▶ [Tasks and exercises]:
a – From the Wolverine interview, list every word or phrase that describes Wolverine's personality.
b – In the Wolverine interview, condense the paragraph beginning "It's fair to say" into a single shorter sentence that keeps its main facts.

▶ [Source]:
***

Hugh Jackman, star of the upcoming X-Men Origins: Wolverine, told reporters that he was eager to see his character return to the rough-and-tumble personality that he had at the beginning of the X-Men series.
"It's fair to say that by X-Men 3, Wolverine had gotten probably a little soft," Jackman said in a news conference on Saturday in Los Angeles. "I kind of agree with them there, and I think what fans love about Wolverine is that he's more, in a way, more uncompromising in his approach to life."
In Wolverine, Jackman reprises his role as Logan, this time in order to set up an origin story for the character, including where he originally came from and how his body was transformed into a killing machine. In addition to talking about juggling the audience's expectations as he returns to the role, Jackson talked about the new challenges he faced bringing the character to life, both physically and emotionally. The following is an edited version of that news conference.
Can you talk about reinterpreting Wolverine for this film? Did you try to make him different from the Wolverine we saw in the X-Men films?

***

▶ [Given information]:
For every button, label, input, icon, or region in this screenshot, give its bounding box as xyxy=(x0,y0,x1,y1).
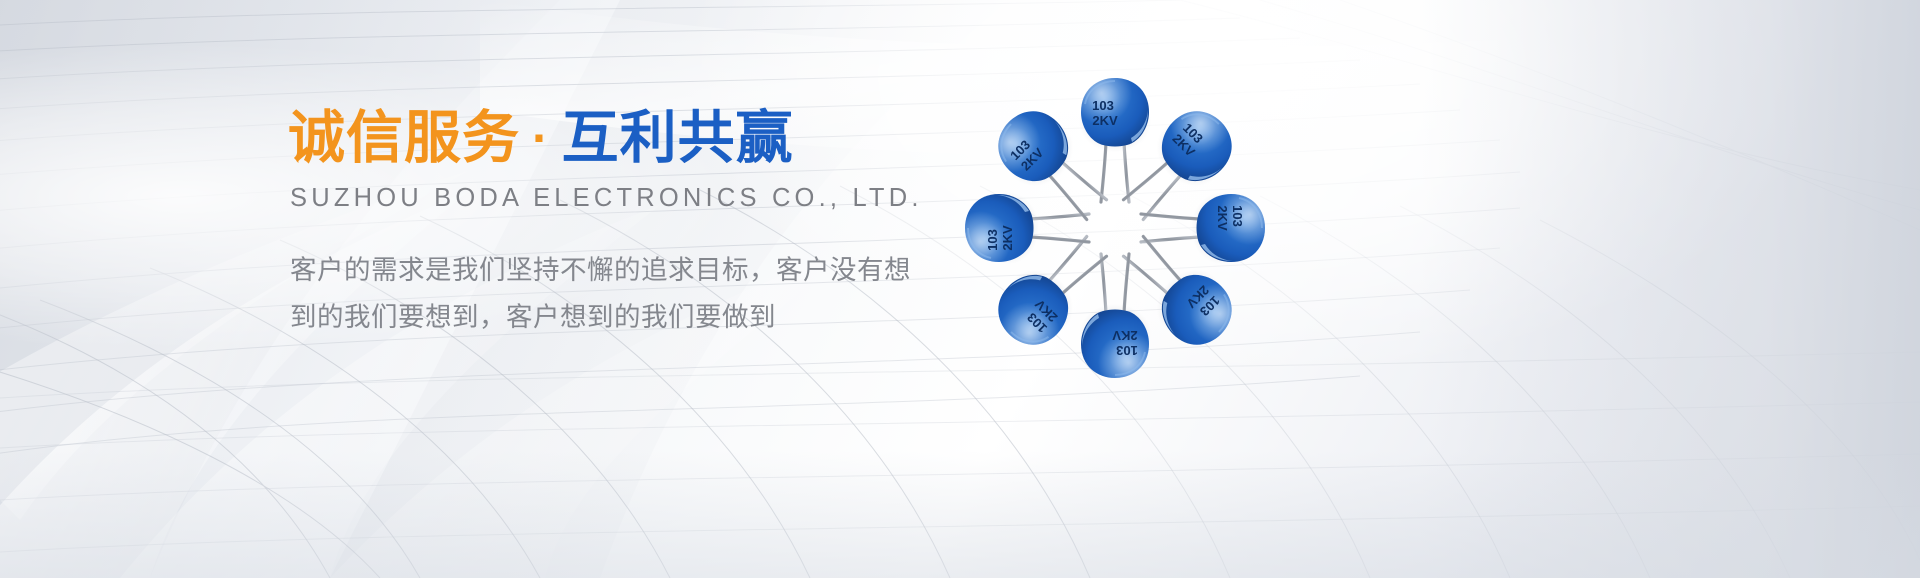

***

▶ [Exercise solutions]:
a –
- rough-and-tumble
- a little soft
- uncompromising

b – At a Saturday news conference in Los Angeles, Jackman said Wolverine had probably gotten a little soft by X-Men 3 and that fans love the character for being more uncompromising in his approach to life.